● Aim of the task: Quote every line below exactly and skip any picture.
####################
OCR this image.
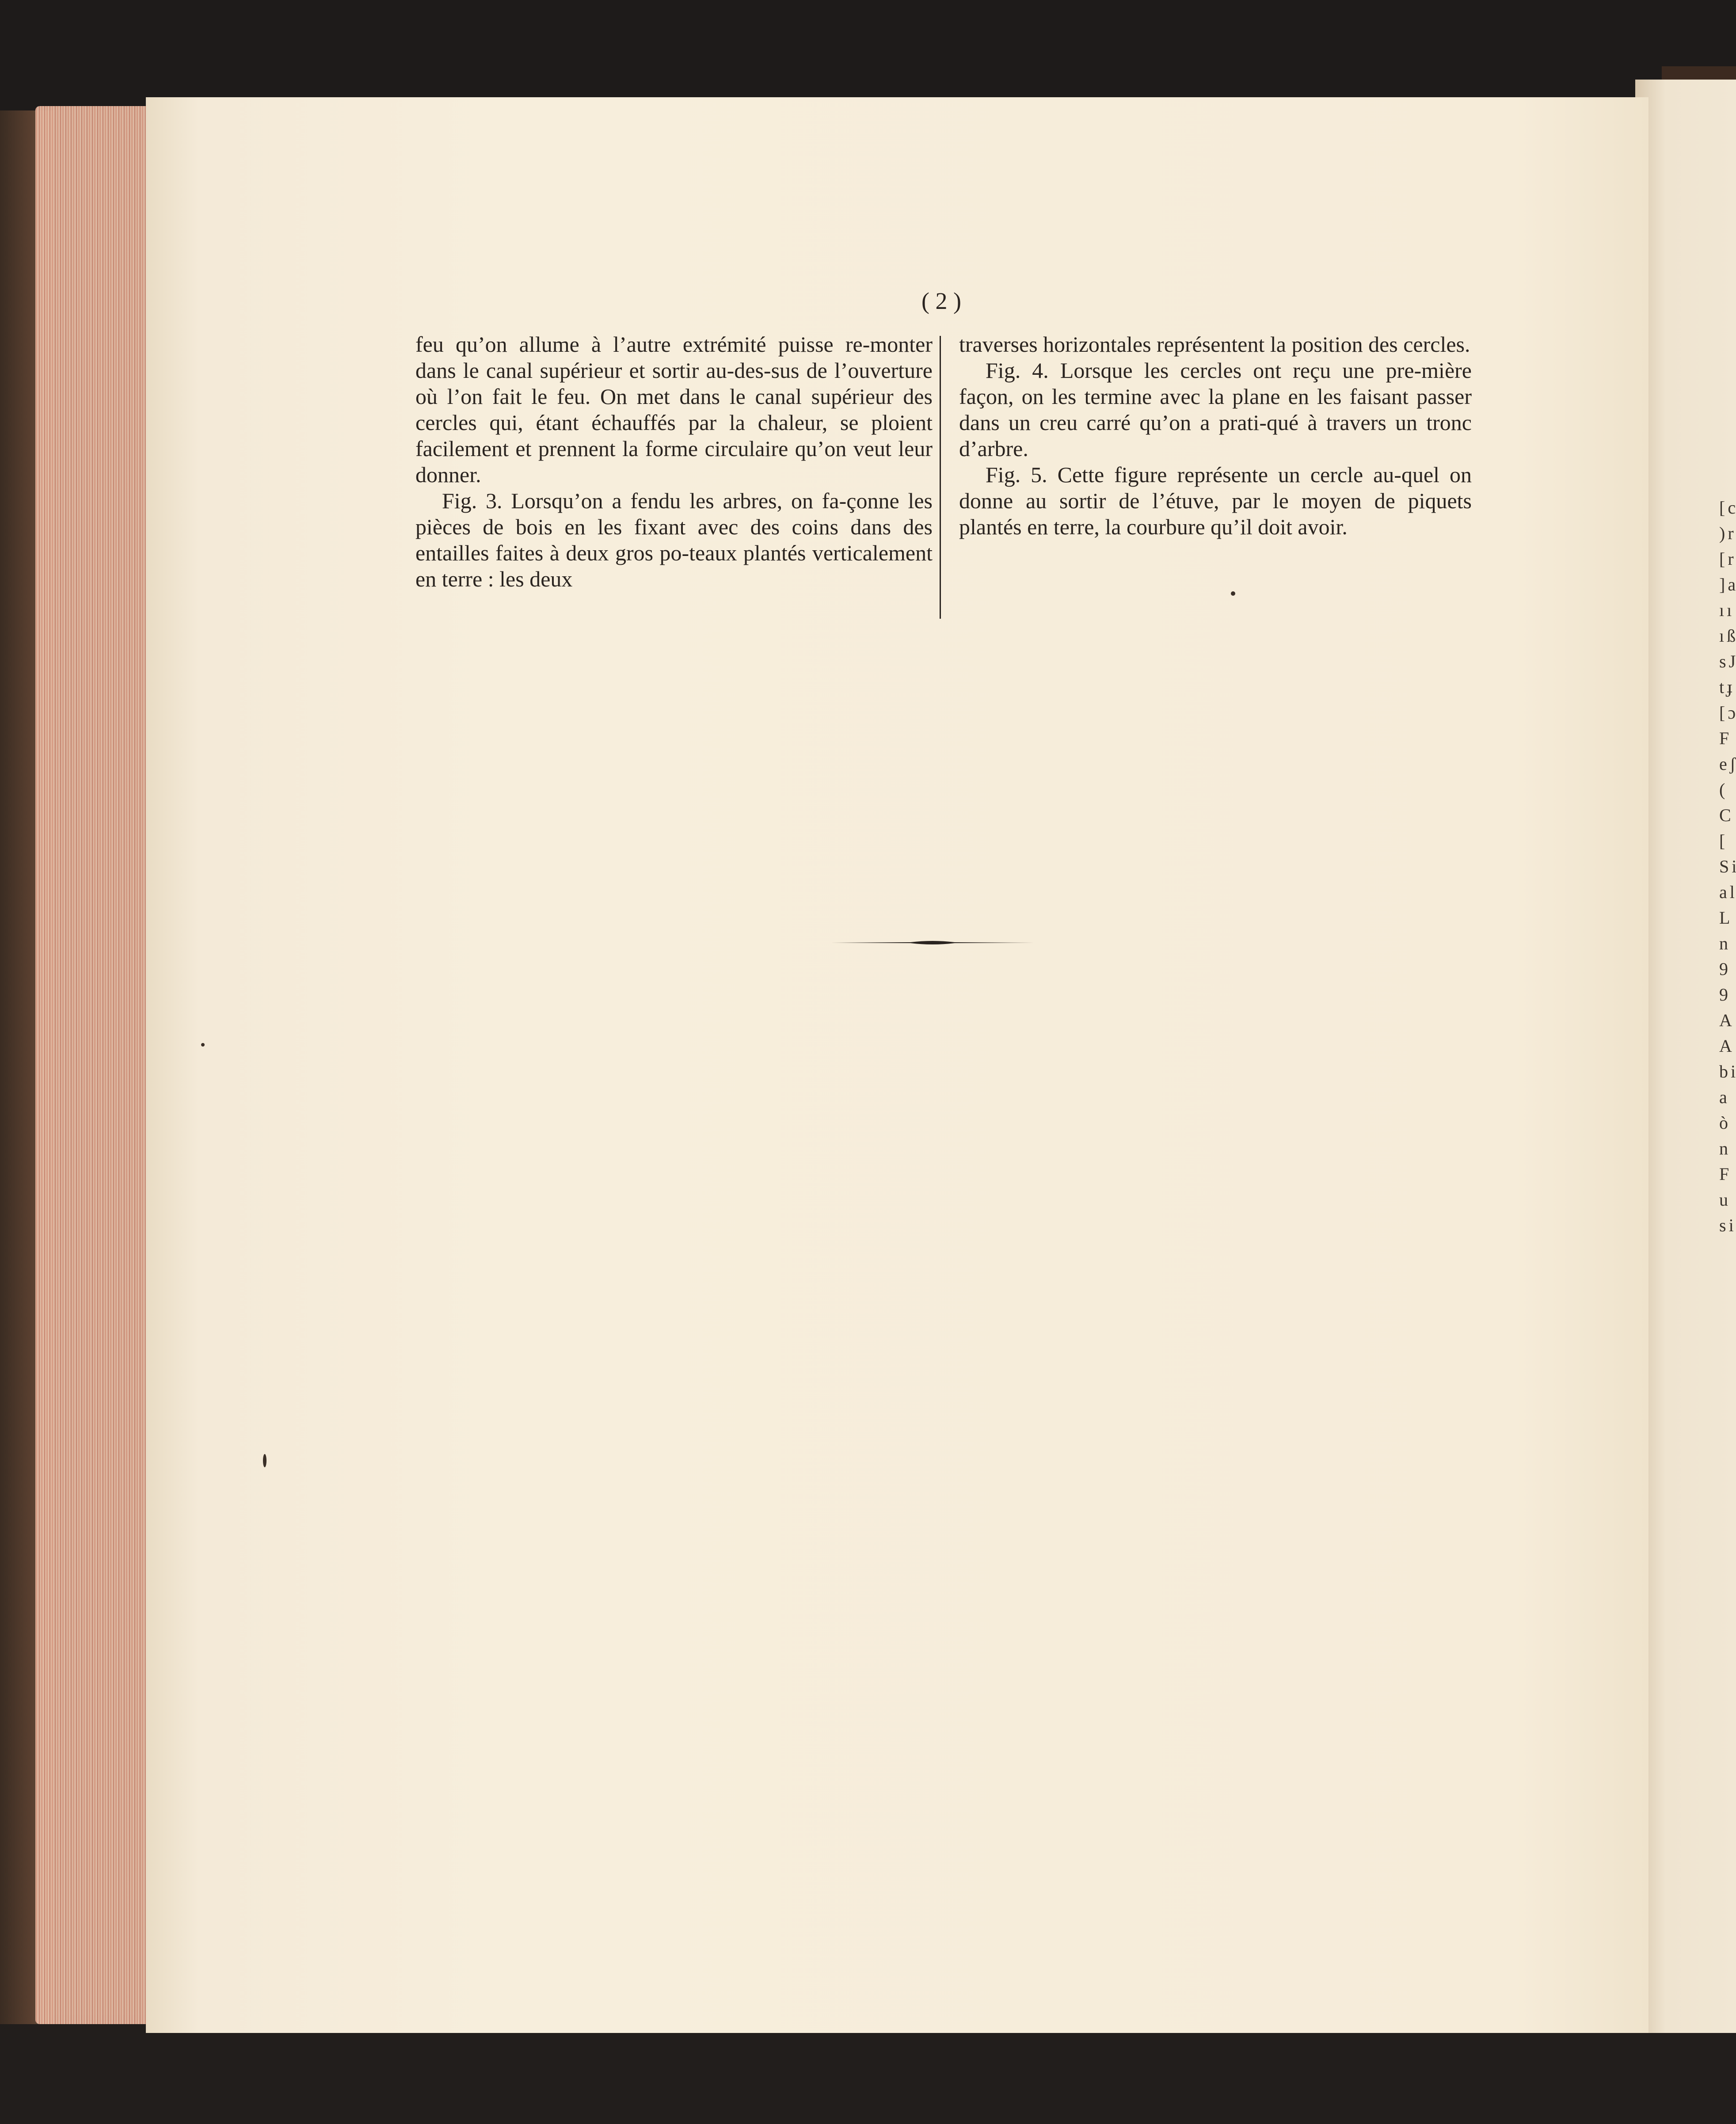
[ c ) r [ r ] a ı ı ı ß s J t ɟ [ ɔ F e ʃ ( C [ S i a l L n 9 9 A A b i a ò n F u s i
( 2 )

feu qu’on allume à l’autre extrémité puisse re-monter dans le canal supérieur et sortir au-des-sus de l’ouverture où l’on fait le feu. On met dans le canal supérieur des cercles qui, étant échauffés par la chaleur, se ploient facilement et prennent la forme circulaire qu’on veut leur donner.

Fig. 3. Lorsqu’on a fendu les arbres, on fa-çonne les pièces de bois en les fixant avec des coins dans des entailles faites à deux gros po-teaux plantés verticalement en terre : les deux

traverses horizontales représentent la position des cercles.

Fig. 4. Lorsque les cercles ont reçu une pre-mière façon, on les termine avec la plane en les faisant passer dans un creu carré qu’on a prati-qué à travers un tronc d’arbre.

Fig. 5. Cette figure représente un cercle au-quel on donne au sortir de l’étuve, par le moyen de piquets plantés en terre, la courbure qu’il doit avoir.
####################
● Reply:
OCR this image.
[ c ) r [ r ] a ı ı ı ß s J t ɟ [ ɔ F e ʃ ( C [ S i a l L n 9 9 A A b i a ò n F u s i
( 2 )

feu qu’on allume à l’autre extrémité puisse re-monter dans le canal supérieur et sortir au-des-sus de l’ouverture où l’on fait le feu. On met dans le canal supérieur des cercles qui, étant échauffés par la chaleur, se ploient facilement et prennent la forme circulaire qu’on veut leur donner.

Fig. 3. Lorsqu’on a fendu les arbres, on fa-çonne les pièces de bois en les fixant avec des coins dans des entailles faites à deux gros po-teaux plantés verticalement en terre : les deux

traverses horizontales représentent la position des cercles.

Fig. 4. Lorsque les cercles ont reçu une pre-mière façon, on les termine avec la plane en les faisant passer dans un creu carré qu’on a prati-qué à travers un tronc d’arbre.

Fig. 5. Cette figure représente un cercle au-quel on donne au sortir de l’étuve, par le moyen de piquets plantés en terre, la courbure qu’il doit avoir.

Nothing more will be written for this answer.